** Task requirements **
A. Rewrite the passage of the David Bright profile starting with "up, but baseball" and going on through "and college loans.", replacing "baseball" with "soccer".
B. Summarize the David Bright profile in three sentences.

** Text excerpt **
Kramer US President David Bright: Making it Happen

David Bright came into the AV industry quite differently from most Hall of Fame subjects. While so many of those whose futures lay in AV were wheeling projector carts around their schools by day and building radios in their garages at night, Bright had only one obsession: baseball.

“I played all sports growing

up, but baseball was my real passion, and still is today,” says the current president of Kramer Electronics U.S. and former pitcher for the team at Wilkes University in Wilkes-Barre, Pennsylvania.

Bright exhibited another passion early on, too — making things happen. He made college happen himself, funding his education with a combination of high school and college jobs, a partial baseball scholarship and college loans.

In fact, in college, he worked two jobs, played ball, kept up with his studies (in a double degree), and became the go-to guy in his dorm. His dorm, a beautiful three-story mansion, housed all the school’s athletes and was often the center of campus activities. The force behind most of the activities was Bright. He was the dorm treasurer, the party planner, the team trip organizer. He also ran fundraisers.

“It was the ‘60s and ‘70s, a time of social consciousness,” he remembers, “so we always had causes. We sold Christmas trees to raise money for a local blind school, and for another organization, we would go and spend time reading to kids who were mentally challenged.”

College in those years meant learning a lot of things that weren’t found in textbooks. It was a time of political debate, social awareness, great music, and protests. Bright remembers a peaceful sit-in when they took over the Wilkes University administration building in protest of the Vietnam conflict, which Bright happened to avoid by having a very low draft number. He also remembers a time in high school during the riots, when his little town was under Martial Law with tanks and soldiers on every corner after a policeman was killed.

“All that stuff you heard about and saw in movies, I lived through at the time,” he says. “There was tremendous social turmoil. The Vietnam War was the first in American history that the public didn’t embrace, and there were more against it than for it, without being unpatriotic. It was when activism started, when women’s lib started. It was the best of times because not only was it a great education, but more importantly, it was a great life lesson.”

Personal changes came, too — the biggest being an injury to Bright’s pitching arm during his junior year of college. “It was the first time I ever thought of life after sports, and even then I didn’t know exactly what I wanted to do,” he says.

So, as many new graduates do — or wish they did — he took off with a couple of friends and traveled for a year. Also as most college grads, he didn’t have a lot of cash, but he made it happen anyway. 

“Most of the time, we worked with Avis car rentals driving cars from point A to point B,” says Bright. “That took us to the Bahamas, Puerto Rico – all over the islands. And we worked enough odd jobs in between to support the travels.”

Then, it was time to go back home and begin the job search. Armed with his dual degrees in marketing and management, he landed a job at a Montreal-based hydraulics company that built parts for British automobiles. In his four years there, he started as a buyer, became sales manager, and ended up running the business.

“It was my introduction to sales and marketing,” says Bright. “I was responsible for sales and distribution all over the U.S. and, by age 24, I had complete autonomy to run the U.S. operation. That really molded what my whole career was to become.”

As he tells it, being responsible for everything meant he basically had to learn to do everything, too. He managed about a dozen employees responsible for purchasing, shipping, forecasting, sales, warehouse management, and marketing. “I turned on the lights in the morning, swept the floor, and turned off the lights at night. It was a great experience at a very young age to be running a company lock, stock and barrel.”

** Stored rows **
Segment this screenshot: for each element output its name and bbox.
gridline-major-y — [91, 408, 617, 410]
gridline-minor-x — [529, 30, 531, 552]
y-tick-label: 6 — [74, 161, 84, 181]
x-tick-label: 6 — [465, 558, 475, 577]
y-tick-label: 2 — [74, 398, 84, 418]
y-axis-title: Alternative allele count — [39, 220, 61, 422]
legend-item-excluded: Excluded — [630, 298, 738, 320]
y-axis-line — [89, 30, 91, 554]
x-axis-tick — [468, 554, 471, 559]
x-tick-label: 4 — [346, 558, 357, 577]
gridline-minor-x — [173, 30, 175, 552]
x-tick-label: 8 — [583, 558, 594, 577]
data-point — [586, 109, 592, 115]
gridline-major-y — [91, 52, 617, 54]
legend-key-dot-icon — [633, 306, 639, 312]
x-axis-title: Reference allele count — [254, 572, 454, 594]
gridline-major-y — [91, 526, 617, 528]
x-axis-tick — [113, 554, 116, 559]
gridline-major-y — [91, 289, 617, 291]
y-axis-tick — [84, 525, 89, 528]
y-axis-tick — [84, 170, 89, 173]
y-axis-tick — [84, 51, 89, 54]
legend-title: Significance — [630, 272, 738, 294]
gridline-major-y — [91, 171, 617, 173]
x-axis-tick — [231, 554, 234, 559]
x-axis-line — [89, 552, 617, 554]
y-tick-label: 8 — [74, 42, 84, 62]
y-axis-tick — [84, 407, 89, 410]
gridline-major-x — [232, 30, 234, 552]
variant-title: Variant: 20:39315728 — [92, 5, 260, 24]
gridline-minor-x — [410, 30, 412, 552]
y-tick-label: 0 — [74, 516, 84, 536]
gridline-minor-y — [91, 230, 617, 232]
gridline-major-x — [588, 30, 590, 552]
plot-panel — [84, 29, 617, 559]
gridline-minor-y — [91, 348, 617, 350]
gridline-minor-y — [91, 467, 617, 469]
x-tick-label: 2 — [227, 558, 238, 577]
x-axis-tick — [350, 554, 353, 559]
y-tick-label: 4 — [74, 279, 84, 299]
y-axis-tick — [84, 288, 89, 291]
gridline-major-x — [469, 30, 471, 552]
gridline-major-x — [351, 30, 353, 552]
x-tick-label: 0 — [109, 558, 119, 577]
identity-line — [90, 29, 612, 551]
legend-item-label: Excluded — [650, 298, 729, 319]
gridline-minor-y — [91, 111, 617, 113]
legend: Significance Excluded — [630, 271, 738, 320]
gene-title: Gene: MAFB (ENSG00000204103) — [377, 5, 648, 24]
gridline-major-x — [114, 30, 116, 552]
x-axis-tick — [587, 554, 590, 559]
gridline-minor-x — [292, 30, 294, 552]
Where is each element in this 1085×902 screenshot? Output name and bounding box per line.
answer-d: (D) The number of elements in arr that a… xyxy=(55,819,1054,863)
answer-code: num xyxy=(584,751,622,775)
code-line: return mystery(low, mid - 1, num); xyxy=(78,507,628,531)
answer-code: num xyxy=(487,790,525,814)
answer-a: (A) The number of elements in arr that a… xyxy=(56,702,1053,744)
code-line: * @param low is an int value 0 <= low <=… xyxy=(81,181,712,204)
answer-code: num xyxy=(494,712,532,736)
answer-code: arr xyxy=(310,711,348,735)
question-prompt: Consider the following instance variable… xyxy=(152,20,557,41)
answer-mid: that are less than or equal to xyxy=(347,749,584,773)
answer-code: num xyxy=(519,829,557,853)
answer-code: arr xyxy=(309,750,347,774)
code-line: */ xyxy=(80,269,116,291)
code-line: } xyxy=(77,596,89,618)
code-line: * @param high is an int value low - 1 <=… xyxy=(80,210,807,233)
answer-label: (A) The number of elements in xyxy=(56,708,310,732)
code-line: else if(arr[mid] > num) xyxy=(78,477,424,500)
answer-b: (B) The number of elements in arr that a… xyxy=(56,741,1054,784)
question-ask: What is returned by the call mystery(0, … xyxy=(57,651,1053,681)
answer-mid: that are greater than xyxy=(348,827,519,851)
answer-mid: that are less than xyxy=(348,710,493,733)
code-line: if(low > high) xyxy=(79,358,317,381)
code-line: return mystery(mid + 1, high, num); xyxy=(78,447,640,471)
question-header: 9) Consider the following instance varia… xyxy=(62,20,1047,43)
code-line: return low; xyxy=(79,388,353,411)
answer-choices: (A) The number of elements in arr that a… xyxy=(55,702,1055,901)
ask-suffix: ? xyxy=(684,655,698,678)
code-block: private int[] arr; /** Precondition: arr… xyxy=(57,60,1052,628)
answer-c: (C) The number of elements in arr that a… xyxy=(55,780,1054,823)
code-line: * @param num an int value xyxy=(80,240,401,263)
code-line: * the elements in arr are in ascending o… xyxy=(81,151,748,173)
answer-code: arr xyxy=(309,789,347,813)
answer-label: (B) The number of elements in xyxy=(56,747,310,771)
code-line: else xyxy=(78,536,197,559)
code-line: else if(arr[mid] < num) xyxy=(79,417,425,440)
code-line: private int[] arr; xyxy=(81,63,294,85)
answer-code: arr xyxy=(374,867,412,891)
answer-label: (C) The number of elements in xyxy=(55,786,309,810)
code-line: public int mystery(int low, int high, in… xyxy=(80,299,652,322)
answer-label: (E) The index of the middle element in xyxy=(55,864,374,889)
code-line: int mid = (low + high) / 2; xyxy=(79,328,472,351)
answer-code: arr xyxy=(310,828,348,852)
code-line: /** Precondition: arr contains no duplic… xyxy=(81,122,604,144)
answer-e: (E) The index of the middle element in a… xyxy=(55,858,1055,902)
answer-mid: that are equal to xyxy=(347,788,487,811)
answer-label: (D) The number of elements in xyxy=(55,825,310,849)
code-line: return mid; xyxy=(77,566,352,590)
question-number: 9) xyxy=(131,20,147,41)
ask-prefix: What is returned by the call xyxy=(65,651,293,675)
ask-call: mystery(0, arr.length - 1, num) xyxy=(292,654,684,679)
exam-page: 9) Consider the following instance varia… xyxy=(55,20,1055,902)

** Expected answers **
A.
up, but soccer was my real passion, and still is today,” says the current president of Kramer Electronics U.S. and former pitcher for the team at Wilkes University in Wilkes-Barre, Pennsylvania.

Bright exhibited another passion early on, too — making things happen. He made college happen himself, funding his education with a combination of high school and college jobs, a partial soccer scholarship and college loans.

B. David Bright, now president of Kramer Electronics U.S., grew up obsessed with baseball and pitched at Wilkes University, where he paid his own way and organized dorm activities and fundraisers during a time of social turmoil. An injury to his pitching arm in his junior year made him think about life after sports, and after graduating he traveled for a year, working for Avis and at odd jobs. He then joined a Montreal-based hydraulics company, rising from buyer to running its U.S. operation by age 24, which he says shaped his whole career.